• **Instructions for the task**:
Only the number is wanted: how many lines of these entries contain the word "تحویل"?
** begin **
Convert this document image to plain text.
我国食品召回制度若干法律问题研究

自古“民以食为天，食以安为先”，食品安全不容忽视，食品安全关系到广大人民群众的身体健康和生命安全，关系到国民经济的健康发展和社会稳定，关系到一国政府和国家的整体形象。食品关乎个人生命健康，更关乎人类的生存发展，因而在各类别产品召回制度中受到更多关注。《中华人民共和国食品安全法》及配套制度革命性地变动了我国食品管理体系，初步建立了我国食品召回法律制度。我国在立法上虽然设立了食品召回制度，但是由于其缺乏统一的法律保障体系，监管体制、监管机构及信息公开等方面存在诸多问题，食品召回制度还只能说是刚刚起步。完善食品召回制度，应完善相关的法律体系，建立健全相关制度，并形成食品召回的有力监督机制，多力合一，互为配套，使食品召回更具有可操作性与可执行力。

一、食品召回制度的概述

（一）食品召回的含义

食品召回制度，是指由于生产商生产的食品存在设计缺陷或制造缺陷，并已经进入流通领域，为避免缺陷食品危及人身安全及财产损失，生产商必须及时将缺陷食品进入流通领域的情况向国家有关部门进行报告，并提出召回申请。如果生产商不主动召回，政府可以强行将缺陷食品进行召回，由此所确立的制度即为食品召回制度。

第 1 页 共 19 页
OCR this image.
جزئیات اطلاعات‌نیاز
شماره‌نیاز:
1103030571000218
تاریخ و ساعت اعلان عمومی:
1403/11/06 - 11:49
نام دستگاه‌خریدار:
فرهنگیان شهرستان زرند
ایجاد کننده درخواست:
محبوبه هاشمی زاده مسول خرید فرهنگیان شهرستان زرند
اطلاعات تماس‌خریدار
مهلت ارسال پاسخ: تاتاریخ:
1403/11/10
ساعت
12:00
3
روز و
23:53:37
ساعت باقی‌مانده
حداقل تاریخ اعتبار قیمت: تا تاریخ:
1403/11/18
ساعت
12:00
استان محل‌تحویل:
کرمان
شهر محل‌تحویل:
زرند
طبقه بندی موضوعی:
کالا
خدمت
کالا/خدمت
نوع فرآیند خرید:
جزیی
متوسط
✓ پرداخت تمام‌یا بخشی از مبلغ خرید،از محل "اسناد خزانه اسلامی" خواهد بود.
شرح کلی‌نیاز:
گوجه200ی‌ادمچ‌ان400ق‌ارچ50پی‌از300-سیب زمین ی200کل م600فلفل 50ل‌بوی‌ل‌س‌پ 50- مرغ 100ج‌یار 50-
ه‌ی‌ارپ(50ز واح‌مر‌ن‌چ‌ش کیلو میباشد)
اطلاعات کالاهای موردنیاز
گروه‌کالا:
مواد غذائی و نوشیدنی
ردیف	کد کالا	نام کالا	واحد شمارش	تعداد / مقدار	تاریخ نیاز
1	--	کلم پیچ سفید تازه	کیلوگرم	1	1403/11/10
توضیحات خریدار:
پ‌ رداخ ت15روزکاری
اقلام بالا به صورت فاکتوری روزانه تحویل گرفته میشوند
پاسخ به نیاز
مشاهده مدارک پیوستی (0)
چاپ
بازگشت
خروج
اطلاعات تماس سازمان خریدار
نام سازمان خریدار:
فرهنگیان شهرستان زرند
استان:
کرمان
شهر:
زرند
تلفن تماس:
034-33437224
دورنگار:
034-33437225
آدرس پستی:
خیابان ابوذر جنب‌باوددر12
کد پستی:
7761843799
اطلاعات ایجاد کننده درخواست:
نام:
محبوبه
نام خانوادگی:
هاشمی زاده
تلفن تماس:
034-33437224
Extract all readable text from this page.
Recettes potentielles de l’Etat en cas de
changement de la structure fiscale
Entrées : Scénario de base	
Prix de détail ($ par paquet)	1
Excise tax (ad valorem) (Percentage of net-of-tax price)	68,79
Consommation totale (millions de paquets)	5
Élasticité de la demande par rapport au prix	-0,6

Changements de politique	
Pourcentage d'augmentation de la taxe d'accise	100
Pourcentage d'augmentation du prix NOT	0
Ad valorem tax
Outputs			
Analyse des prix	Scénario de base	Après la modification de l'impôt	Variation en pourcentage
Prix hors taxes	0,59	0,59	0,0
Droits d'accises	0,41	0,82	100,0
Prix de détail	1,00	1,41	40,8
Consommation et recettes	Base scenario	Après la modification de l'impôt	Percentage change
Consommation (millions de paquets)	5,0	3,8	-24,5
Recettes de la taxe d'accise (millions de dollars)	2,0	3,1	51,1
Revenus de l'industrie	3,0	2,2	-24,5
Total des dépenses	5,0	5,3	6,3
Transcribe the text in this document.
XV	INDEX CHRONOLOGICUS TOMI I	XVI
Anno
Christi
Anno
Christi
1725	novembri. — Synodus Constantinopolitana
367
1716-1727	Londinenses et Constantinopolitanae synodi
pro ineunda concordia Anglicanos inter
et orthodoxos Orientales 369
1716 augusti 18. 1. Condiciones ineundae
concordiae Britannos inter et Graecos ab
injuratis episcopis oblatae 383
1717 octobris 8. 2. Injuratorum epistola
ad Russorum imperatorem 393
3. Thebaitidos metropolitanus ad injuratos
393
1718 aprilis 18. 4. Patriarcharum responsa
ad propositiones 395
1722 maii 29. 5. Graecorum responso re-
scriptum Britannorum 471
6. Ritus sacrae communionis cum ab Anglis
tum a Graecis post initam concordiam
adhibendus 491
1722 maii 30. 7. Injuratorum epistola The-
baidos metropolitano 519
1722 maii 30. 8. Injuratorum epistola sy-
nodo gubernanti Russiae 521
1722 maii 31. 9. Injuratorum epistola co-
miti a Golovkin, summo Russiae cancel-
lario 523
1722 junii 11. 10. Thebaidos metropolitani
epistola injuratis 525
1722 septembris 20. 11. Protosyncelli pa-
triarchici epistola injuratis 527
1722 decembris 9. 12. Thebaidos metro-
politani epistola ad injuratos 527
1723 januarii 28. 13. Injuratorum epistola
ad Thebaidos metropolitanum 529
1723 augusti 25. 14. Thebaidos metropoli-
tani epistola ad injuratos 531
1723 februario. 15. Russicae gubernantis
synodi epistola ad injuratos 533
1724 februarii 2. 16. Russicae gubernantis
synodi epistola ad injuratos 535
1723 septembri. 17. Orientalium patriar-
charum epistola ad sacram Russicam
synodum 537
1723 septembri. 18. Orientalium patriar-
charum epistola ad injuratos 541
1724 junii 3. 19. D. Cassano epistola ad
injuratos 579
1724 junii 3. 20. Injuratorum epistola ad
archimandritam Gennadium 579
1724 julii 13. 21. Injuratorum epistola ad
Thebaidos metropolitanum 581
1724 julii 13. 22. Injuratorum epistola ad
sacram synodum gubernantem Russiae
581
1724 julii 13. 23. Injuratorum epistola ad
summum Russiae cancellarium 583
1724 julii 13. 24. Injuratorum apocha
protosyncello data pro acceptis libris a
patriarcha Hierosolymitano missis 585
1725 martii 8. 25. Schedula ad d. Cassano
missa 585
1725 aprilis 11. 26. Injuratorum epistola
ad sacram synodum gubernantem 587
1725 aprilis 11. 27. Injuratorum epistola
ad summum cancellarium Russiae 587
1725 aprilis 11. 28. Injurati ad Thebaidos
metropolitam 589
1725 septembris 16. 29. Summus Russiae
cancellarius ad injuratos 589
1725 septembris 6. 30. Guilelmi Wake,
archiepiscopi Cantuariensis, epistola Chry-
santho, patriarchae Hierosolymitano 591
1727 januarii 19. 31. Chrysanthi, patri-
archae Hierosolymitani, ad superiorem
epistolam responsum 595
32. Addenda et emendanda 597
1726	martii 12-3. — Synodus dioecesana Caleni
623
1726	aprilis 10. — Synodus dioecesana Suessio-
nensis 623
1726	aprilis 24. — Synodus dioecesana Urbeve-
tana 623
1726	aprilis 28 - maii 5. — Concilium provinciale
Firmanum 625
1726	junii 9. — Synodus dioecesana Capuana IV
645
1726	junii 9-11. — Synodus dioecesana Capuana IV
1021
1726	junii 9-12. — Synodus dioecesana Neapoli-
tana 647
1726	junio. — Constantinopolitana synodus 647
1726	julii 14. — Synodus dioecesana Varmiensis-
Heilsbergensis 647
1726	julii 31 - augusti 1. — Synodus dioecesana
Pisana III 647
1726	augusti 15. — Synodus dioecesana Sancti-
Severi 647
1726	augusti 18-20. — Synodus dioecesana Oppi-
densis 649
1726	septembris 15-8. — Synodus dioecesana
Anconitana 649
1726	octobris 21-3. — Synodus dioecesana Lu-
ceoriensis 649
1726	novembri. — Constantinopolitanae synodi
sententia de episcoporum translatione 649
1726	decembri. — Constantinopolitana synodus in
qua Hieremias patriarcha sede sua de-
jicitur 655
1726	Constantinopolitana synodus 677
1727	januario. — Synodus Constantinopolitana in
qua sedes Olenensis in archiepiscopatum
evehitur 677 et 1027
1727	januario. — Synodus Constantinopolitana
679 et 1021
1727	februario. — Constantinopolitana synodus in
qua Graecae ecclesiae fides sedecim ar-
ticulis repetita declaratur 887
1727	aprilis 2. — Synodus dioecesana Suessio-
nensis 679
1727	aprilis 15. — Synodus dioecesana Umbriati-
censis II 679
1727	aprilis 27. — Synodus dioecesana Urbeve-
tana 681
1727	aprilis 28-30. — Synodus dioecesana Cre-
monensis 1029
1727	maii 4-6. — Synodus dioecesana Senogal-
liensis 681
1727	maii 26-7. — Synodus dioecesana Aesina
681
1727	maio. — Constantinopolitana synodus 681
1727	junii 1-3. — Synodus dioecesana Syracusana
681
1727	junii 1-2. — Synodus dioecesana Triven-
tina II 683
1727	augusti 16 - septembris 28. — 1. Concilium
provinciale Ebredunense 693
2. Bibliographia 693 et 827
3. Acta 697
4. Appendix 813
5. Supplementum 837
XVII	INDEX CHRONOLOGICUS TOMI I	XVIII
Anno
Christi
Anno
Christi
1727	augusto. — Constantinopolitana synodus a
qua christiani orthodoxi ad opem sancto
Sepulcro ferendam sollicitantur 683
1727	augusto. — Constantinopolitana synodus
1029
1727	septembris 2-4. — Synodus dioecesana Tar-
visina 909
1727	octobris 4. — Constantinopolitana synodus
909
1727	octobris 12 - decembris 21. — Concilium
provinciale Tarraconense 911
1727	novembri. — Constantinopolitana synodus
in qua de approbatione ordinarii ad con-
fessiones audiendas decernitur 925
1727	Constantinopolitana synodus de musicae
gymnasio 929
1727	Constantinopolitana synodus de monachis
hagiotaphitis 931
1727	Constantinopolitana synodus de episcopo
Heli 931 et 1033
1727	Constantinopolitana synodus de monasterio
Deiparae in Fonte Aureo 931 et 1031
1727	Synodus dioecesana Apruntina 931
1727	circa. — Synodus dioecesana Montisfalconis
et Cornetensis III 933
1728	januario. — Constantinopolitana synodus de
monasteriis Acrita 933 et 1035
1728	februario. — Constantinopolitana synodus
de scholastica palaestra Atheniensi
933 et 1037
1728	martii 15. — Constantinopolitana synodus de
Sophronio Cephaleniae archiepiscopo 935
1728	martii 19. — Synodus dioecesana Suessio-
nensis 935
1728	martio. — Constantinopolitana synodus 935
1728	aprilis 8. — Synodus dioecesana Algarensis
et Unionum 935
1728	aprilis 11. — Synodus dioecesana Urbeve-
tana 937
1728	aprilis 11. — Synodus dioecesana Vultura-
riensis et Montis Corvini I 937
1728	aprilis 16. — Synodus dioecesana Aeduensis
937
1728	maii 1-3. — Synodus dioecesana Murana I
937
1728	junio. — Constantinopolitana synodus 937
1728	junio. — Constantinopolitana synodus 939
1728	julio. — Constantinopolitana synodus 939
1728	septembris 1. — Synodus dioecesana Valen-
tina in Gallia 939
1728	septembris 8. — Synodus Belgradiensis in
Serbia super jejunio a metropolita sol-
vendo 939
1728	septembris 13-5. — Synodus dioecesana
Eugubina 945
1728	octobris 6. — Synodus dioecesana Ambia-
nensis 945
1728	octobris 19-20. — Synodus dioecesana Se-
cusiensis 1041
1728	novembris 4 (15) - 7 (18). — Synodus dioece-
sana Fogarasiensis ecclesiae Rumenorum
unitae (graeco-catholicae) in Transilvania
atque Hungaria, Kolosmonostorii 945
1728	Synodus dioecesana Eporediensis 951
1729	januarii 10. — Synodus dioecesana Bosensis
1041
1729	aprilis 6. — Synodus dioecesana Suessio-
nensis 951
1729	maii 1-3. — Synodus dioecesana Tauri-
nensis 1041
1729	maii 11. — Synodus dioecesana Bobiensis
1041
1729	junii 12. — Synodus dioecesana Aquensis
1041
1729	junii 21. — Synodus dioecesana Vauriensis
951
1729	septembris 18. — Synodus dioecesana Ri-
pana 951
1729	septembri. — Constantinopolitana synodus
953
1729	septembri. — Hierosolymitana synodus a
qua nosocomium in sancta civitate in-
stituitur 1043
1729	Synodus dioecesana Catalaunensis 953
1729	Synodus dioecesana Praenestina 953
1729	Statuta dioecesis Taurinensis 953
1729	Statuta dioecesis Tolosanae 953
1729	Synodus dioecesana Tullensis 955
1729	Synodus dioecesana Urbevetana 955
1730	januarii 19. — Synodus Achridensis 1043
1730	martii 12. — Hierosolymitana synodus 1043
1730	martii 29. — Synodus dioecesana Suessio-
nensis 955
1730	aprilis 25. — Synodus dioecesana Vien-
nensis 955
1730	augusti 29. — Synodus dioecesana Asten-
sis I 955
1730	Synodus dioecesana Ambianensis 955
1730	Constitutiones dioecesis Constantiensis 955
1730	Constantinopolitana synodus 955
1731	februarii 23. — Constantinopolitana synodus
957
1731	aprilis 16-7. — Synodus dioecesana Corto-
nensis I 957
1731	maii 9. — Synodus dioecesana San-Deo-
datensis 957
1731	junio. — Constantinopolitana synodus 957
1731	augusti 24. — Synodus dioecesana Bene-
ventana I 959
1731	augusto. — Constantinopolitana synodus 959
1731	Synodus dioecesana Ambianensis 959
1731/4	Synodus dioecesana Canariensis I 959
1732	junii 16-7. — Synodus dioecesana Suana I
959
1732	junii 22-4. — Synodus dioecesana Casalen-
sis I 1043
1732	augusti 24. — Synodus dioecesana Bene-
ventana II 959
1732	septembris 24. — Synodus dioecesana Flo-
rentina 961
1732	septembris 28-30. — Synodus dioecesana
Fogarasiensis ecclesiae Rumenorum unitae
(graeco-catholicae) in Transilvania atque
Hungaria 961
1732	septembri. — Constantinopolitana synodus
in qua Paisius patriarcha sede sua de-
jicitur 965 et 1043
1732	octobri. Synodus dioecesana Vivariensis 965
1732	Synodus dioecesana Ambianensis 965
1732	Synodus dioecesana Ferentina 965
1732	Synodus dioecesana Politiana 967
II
** end **
• **Complete response**:
3